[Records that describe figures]
....

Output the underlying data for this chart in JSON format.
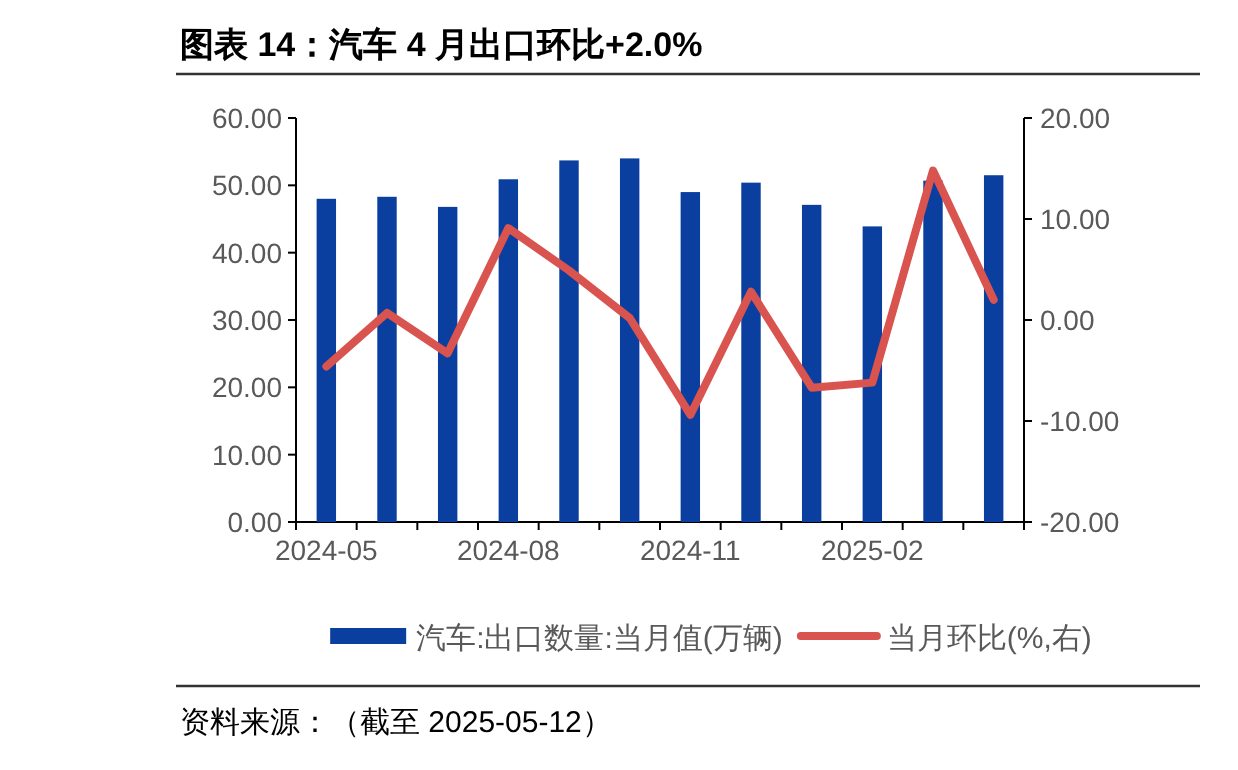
{
  "chart_data": {
    "type": "bar",
    "title": "图表 14：汽车 4 月出口环比+2.0%",
    "categories": [
      "2024-05",
      null,
      null,
      "2024-08",
      null,
      null,
      "2024-11",
      null,
      null,
      "2025-02",
      null,
      null
    ],
    "series": [
      {
        "name": "汽车:出口数量:当月值(万辆)",
        "color": "#0a3fa0",
        "values": [
          48.0,
          48.3,
          46.8,
          50.9,
          53.7,
          54.0,
          49.0,
          50.4,
          47.1,
          43.9,
          50.7,
          51.5
        ]
      },
      {
        "name": "当月环比(%,右)",
        "type": "line",
        "axis": "y2",
        "color": "#d9534f",
        "values": [
          -4.6,
          0.7,
          -3.3,
          9.1,
          4.9,
          0.2,
          -9.4,
          2.8,
          -6.7,
          -6.2,
          14.8,
          2.0
        ]
      }
    ],
    "ylim": [
      0,
      60
    ],
    "yticks": [
      {
        "value": 0,
        "label": "0.00"
      },
      {
        "value": 10,
        "label": "10.00"
      },
      {
        "value": 20,
        "label": "20.00"
      },
      {
        "value": 30,
        "label": "30.00"
      },
      {
        "value": 40,
        "label": "40.00"
      },
      {
        "value": 50,
        "label": "50.00"
      },
      {
        "value": 60,
        "label": "60.00"
      }
    ],
    "y2lim": [
      -20,
      20
    ],
    "y2ticks": [
      {
        "value": -20,
        "label": "-20.00"
      },
      {
        "value": -10,
        "label": "-10.00"
      },
      {
        "value": 0,
        "label": "0.00"
      },
      {
        "value": 10,
        "label": "10.00"
      },
      {
        "value": 20,
        "label": "20.00"
      }
    ],
    "legend": "bottom",
    "grid": false,
    "marker": "none",
    "annotations": [
      "资料来源：（截至 2025-05-12）"
    ]
  }
}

....

TASK TO CARRY OUT
Could you repeat all of the material exactly? Pictures should not be copied.

EXPECTED ANSWER
Output the underlying data for this chart in JSON format.
{
  "chart_data": {
    "type": "bar",
    "title": "图表 14：汽车 4 月出口环比+2.0%",
    "categories": [
      "2024-05",
      null,
      null,
      "2024-08",
      null,
      null,
      "2024-11",
      null,
      null,
      "2025-02",
      null,
      null
    ],
    "series": [
      {
        "name": "汽车:出口数量:当月值(万辆)",
        "color": "#0a3fa0",
        "values": [
          48.0,
          48.3,
          46.8,
          50.9,
          53.7,
          54.0,
          49.0,
          50.4,
          47.1,
          43.9,
          50.7,
          51.5
        ]
      },
      {
        "name": "当月环比(%,右)",
        "type": "line",
        "axis": "y2",
        "color": "#d9534f",
        "values": [
          -4.6,
          0.7,
          -3.3,
          9.1,
          4.9,
          0.2,
          -9.4,
          2.8,
          -6.7,
          -6.2,
          14.8,
          2.0
        ]
      }
    ],
    "ylim": [
      0,
      60
    ],
    "yticks": [
      {
        "value": 0,
        "label": "0.00"
      },
      {
        "value": 10,
        "label": "10.00"
      },
      {
        "value": 20,
        "label": "20.00"
      },
      {
        "value": 30,
        "label": "30.00"
      },
      {
        "value": 40,
        "label": "40.00"
      },
      {
        "value": 50,
        "label": "50.00"
      },
      {
        "value": 60,
        "label": "60.00"
      }
    ],
    "y2lim": [
      -20,
      20
    ],
    "y2ticks": [
      {
        "value": -20,
        "label": "-20.00"
      },
      {
        "value": -10,
        "label": "-10.00"
      },
      {
        "value": 0,
        "label": "0.00"
      },
      {
        "value": 10,
        "label": "10.00"
      },
      {
        "value": 20,
        "label": "20.00"
      }
    ],
    "legend": "bottom",
    "grid": false,
    "marker": "none",
    "annotations": [
      "资料来源：（截至 2025-05-12）"
    ]
  }
}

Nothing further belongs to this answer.